Records supplied:

════

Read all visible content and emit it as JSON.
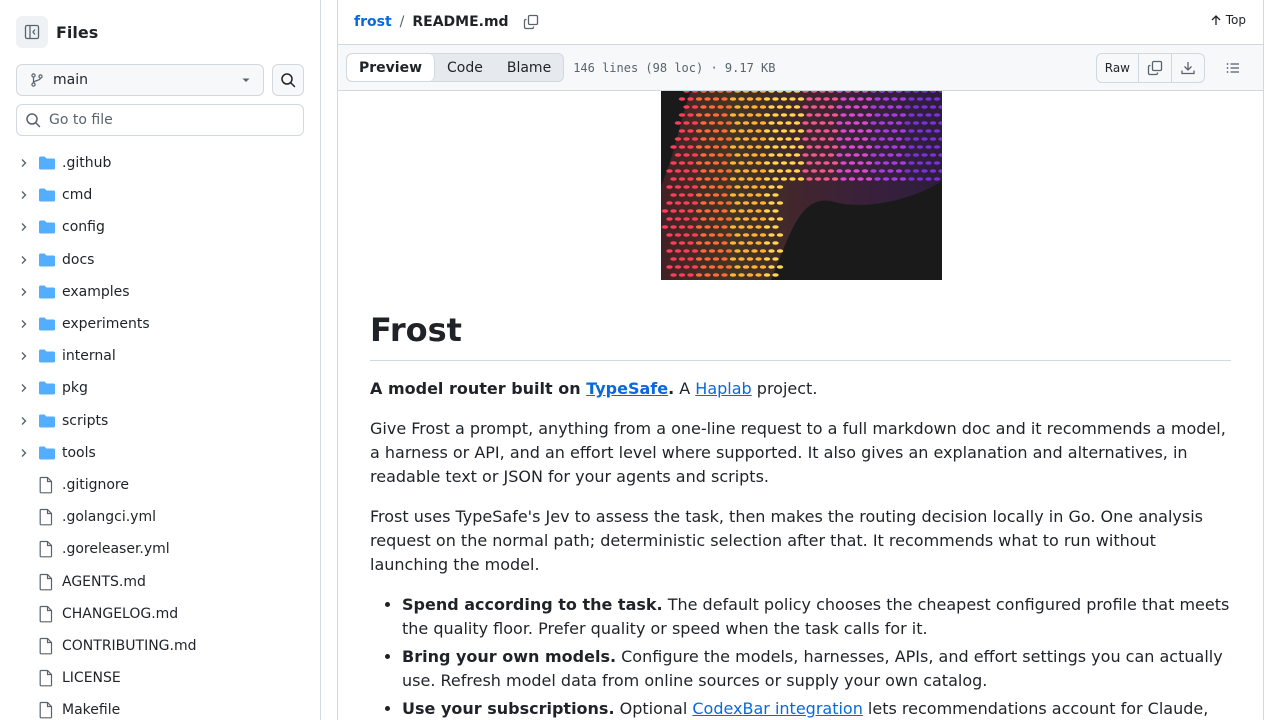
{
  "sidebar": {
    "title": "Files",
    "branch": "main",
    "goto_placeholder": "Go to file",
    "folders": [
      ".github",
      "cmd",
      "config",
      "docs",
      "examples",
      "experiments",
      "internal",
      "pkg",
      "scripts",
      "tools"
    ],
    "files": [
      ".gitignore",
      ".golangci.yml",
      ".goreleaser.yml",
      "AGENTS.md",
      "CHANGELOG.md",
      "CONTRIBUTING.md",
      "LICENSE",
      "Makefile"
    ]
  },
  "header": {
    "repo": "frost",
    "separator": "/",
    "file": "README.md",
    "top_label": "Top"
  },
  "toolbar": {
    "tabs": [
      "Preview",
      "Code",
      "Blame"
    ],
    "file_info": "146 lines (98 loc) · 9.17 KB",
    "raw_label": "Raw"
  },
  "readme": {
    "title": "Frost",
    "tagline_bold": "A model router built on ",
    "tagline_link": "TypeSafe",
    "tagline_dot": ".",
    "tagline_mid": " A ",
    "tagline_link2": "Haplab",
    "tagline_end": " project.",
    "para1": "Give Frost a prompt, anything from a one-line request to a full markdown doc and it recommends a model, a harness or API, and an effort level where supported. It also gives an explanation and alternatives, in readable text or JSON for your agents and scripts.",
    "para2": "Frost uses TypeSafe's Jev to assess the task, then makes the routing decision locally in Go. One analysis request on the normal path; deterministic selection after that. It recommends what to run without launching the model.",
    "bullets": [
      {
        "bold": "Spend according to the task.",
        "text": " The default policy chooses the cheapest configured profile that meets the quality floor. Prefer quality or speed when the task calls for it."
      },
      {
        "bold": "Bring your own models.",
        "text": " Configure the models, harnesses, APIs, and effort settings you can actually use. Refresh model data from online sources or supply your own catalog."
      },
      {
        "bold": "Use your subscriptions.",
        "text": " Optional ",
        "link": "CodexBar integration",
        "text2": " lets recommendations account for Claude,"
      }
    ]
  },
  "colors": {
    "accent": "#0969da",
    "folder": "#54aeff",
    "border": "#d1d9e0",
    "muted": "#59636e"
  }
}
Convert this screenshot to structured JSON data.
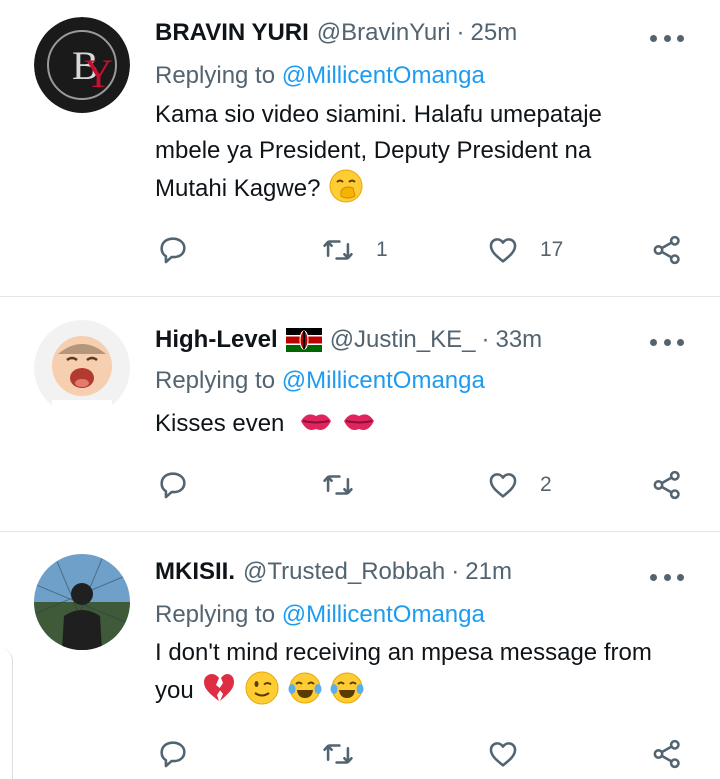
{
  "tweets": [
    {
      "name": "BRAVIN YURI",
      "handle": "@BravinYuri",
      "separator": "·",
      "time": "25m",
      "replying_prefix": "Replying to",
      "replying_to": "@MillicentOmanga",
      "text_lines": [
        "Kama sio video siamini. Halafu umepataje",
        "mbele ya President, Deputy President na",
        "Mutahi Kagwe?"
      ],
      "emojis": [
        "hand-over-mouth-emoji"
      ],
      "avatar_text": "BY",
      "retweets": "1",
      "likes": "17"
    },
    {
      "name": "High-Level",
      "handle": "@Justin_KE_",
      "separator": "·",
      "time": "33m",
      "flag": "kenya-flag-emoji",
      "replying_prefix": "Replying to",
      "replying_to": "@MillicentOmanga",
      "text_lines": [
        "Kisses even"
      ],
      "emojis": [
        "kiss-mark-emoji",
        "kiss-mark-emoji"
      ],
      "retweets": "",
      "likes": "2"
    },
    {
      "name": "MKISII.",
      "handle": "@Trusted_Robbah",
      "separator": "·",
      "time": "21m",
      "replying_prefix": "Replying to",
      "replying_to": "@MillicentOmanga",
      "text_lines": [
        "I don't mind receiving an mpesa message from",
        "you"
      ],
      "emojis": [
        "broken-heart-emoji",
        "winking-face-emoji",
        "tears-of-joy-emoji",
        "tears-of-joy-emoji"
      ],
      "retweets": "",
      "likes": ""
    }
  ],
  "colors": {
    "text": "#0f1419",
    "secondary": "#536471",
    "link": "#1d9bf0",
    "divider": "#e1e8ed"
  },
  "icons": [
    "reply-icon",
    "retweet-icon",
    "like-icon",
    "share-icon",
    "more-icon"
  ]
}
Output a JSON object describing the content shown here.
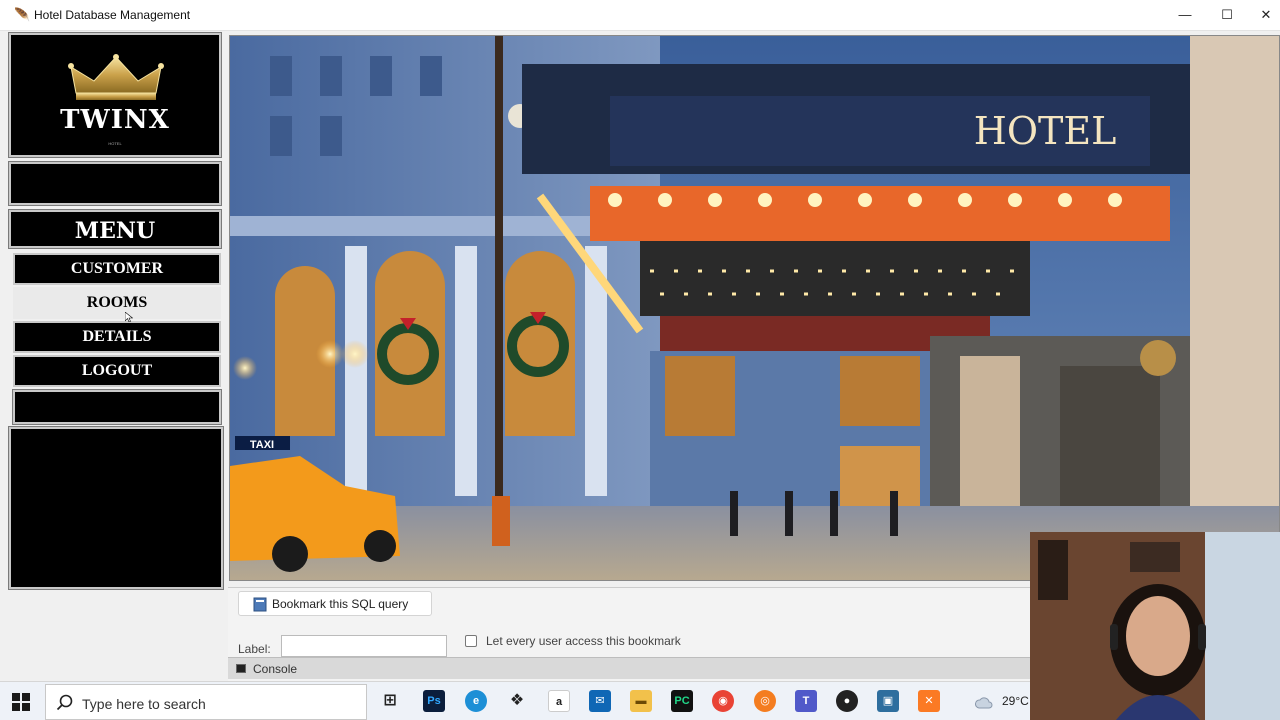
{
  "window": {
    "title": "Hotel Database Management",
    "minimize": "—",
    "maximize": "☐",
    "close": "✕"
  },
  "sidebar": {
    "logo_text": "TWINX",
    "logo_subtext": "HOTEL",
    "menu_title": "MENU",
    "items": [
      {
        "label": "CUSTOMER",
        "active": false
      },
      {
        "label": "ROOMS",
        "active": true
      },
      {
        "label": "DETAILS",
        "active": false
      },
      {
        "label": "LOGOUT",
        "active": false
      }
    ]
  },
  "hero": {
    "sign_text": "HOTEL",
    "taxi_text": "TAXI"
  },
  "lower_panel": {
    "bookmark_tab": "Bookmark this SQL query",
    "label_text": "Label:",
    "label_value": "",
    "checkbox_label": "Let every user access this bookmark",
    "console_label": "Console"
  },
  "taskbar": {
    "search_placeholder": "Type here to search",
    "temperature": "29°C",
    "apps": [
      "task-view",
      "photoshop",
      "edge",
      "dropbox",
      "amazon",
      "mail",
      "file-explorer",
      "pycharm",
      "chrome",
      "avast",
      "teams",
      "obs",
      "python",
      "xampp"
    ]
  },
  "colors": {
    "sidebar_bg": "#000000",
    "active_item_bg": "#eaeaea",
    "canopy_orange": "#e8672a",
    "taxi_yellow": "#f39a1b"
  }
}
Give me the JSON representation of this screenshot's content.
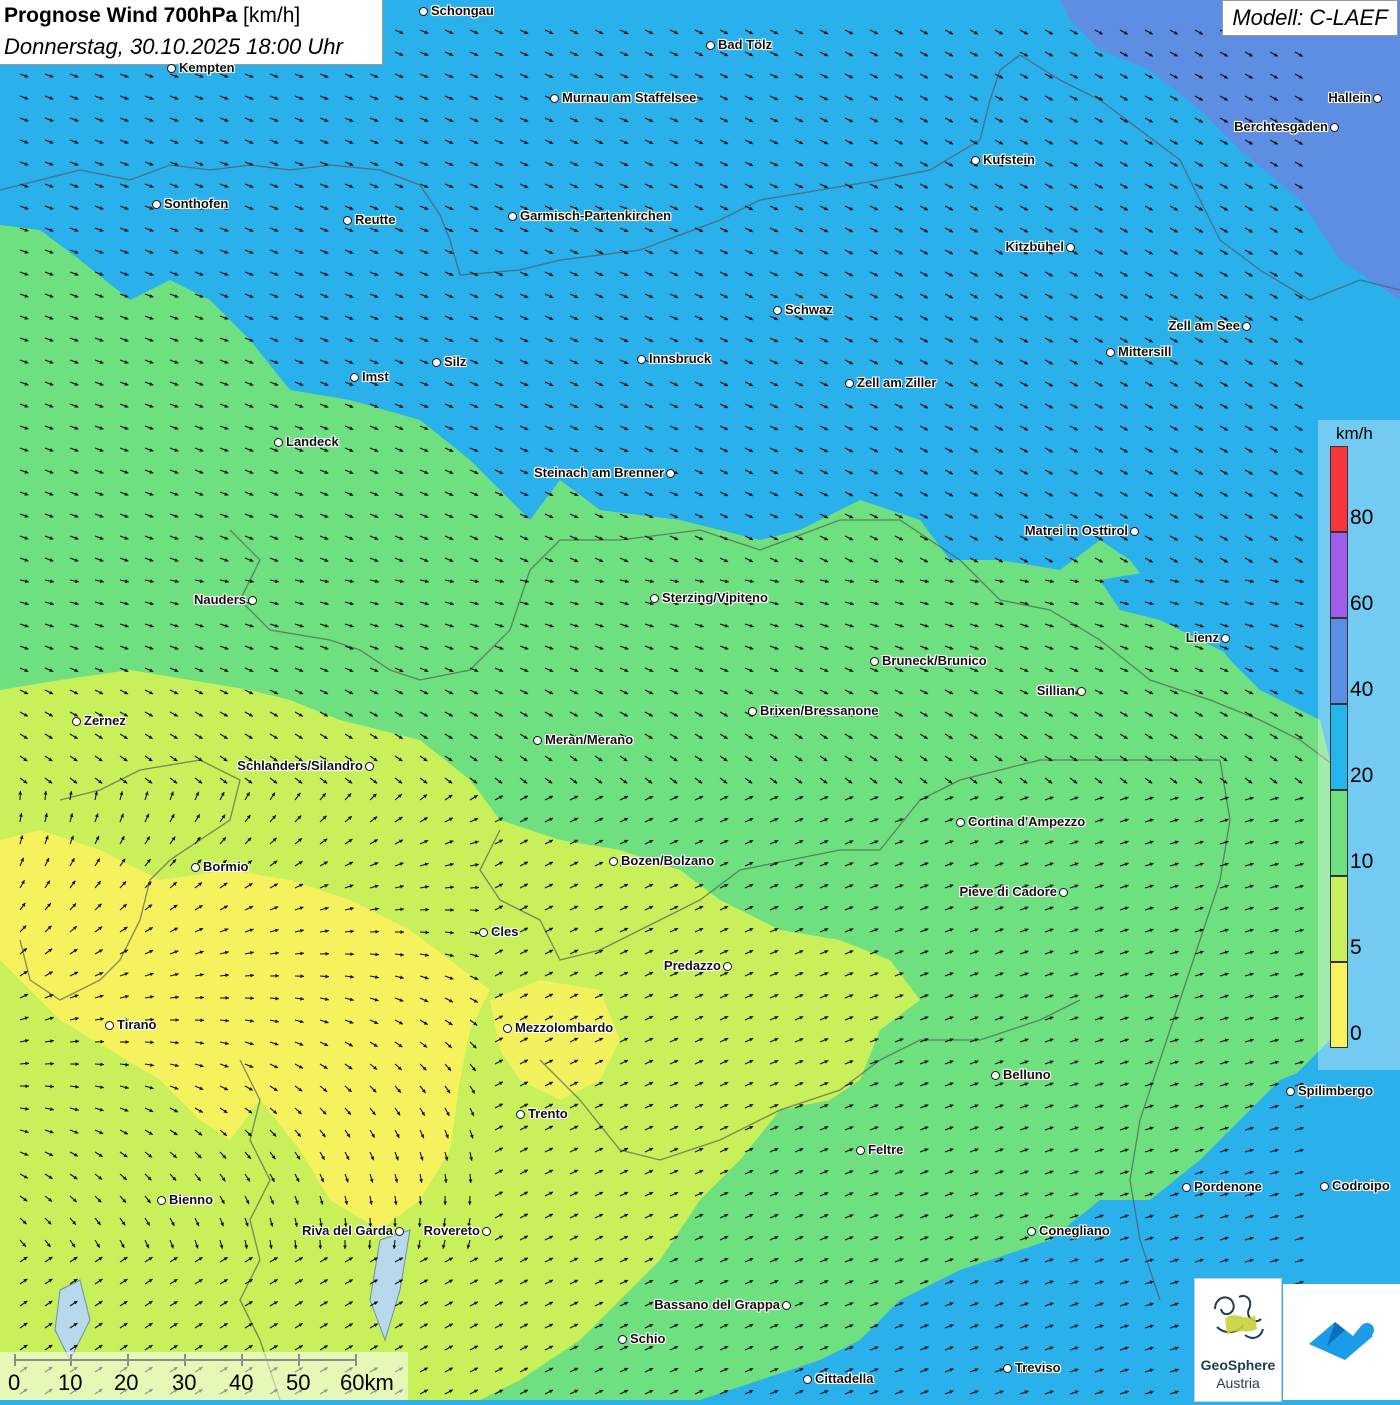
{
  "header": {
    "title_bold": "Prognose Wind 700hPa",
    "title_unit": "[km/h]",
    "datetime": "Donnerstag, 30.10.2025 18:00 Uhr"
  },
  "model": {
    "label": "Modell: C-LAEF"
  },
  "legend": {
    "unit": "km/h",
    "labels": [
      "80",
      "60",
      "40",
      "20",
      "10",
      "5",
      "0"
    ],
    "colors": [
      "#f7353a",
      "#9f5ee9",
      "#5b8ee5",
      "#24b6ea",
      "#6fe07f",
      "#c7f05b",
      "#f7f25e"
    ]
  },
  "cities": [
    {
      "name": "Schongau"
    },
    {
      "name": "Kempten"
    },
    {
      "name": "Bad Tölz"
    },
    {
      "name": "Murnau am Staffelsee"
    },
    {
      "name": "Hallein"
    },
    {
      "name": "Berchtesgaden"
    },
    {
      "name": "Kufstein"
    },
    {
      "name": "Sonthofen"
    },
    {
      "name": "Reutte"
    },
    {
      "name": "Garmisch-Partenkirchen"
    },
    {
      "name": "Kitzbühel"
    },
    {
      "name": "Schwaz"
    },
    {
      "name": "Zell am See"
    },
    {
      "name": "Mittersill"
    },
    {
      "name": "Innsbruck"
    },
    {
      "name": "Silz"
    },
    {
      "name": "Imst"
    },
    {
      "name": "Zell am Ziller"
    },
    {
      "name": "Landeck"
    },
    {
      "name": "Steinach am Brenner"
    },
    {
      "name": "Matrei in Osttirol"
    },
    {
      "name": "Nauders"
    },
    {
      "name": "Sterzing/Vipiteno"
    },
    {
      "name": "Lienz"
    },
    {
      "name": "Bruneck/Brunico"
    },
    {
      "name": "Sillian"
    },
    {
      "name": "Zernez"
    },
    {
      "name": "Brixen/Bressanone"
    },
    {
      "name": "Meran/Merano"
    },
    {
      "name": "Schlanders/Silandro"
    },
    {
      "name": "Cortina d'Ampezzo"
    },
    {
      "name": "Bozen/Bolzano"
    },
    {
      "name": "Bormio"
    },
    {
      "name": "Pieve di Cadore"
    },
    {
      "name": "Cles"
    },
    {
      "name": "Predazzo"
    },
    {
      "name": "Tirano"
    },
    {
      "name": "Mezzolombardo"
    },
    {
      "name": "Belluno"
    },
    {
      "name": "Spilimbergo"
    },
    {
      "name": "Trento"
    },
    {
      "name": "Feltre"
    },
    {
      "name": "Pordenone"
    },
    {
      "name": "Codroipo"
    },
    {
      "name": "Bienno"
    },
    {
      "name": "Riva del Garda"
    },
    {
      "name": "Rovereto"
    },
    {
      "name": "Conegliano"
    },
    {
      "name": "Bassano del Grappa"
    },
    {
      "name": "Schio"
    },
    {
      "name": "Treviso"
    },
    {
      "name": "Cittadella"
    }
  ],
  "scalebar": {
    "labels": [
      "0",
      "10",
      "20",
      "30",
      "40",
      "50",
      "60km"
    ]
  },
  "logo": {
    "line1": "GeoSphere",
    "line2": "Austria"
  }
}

════

Exercise details: Go through the lines above. Select every one that has the string "this".

Task output:
Convert this screenshot to structured JSON data.
    "bookmark_tab": "Bookmark this SQL query",
    "checkbox_label": "Let every user access this bookmark",
Give me the JSON representation of this screenshot's content.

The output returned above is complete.